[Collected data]
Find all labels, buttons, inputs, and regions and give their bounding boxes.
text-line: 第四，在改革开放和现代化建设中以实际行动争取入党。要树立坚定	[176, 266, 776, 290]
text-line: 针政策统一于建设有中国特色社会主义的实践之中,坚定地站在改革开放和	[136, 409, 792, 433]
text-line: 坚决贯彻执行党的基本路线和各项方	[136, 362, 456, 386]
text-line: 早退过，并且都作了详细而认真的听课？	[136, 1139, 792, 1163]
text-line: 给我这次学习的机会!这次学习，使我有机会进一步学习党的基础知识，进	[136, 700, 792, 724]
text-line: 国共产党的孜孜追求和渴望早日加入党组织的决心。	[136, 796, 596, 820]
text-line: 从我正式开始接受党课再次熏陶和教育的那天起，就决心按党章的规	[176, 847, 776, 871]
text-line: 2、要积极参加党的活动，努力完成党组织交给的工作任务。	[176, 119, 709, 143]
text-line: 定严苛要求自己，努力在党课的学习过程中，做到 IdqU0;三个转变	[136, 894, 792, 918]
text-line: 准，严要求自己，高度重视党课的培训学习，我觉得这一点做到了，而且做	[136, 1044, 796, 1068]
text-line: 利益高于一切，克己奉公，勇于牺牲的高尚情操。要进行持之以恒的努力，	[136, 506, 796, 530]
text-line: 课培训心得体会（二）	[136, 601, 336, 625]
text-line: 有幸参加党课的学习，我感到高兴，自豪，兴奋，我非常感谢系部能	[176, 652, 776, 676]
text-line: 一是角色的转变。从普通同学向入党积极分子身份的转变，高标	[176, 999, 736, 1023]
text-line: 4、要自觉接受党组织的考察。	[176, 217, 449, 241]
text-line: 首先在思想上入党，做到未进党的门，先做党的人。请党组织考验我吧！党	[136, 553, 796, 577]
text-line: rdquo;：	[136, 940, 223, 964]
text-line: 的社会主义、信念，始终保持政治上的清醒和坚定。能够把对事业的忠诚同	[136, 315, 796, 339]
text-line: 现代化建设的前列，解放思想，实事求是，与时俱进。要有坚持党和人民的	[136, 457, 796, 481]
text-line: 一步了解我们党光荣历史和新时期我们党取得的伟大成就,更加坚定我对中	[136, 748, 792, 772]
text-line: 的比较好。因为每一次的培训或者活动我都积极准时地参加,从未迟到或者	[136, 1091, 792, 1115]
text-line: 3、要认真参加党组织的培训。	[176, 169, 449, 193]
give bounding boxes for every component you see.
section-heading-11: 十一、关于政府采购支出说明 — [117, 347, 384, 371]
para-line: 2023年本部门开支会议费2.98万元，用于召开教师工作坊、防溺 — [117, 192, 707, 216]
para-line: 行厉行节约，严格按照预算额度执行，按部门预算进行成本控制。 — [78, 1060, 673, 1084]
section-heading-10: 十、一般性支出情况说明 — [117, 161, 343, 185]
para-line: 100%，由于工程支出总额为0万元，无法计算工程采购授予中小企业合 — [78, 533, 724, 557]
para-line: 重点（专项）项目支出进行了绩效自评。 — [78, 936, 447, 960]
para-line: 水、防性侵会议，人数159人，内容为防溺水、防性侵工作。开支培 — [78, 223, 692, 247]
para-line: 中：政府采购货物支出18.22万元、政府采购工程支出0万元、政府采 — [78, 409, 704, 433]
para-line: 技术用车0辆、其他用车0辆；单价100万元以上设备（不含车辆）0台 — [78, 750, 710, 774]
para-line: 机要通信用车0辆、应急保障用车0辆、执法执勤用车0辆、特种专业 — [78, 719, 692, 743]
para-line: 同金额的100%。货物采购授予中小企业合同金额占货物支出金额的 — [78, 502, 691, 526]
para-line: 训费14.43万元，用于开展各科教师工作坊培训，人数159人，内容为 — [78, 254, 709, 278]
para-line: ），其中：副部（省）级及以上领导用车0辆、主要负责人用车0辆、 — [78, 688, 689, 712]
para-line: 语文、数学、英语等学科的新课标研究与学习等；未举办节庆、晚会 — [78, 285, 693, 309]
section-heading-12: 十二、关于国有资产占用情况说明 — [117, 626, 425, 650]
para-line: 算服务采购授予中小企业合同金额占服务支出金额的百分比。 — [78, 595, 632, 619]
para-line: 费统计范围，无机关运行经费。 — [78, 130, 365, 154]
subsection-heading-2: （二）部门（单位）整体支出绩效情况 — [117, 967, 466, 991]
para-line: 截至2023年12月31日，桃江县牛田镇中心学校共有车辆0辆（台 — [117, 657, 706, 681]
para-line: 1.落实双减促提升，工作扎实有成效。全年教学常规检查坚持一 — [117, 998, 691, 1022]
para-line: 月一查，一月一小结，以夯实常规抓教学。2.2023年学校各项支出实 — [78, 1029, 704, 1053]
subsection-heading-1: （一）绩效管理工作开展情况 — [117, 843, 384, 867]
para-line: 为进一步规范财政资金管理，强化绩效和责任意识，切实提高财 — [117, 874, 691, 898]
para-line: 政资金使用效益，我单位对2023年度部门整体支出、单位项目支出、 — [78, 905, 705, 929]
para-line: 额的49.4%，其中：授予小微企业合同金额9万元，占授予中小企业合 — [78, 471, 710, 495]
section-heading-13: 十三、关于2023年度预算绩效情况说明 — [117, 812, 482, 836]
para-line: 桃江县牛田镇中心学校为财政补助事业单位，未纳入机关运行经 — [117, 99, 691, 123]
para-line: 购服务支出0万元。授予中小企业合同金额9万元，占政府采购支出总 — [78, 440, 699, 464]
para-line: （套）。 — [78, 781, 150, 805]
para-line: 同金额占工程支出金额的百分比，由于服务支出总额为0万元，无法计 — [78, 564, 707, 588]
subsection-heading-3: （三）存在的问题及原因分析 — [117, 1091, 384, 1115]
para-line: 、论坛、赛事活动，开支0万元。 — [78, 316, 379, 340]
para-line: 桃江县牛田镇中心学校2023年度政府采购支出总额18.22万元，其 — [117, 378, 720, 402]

# SHORT PROBLEM:
Return the lines of the material, unchanged, from the very start through the line containing "119, 709, 143]", including that line.

# WRITTEN ANSWER:
Find all labels, buttons, inputs, and regions and give their bounding boxes.
text-line: 第四，在改革开放和现代化建设中以实际行动争取入党。要树立坚定	[176, 266, 776, 290]
text-line: 针政策统一于建设有中国特色社会主义的实践之中,坚定地站在改革开放和	[136, 409, 792, 433]
text-line: 坚决贯彻执行党的基本路线和各项方	[136, 362, 456, 386]
text-line: 早退过，并且都作了详细而认真的听课？	[136, 1139, 792, 1163]
text-line: 给我这次学习的机会!这次学习，使我有机会进一步学习党的基础知识，进	[136, 700, 792, 724]
text-line: 国共产党的孜孜追求和渴望早日加入党组织的决心。	[136, 796, 596, 820]
text-line: 从我正式开始接受党课再次熏陶和教育的那天起，就决心按党章的规	[176, 847, 776, 871]
text-line: 2、要积极参加党的活动，努力完成党组织交给的工作任务。	[176, 119, 709, 143]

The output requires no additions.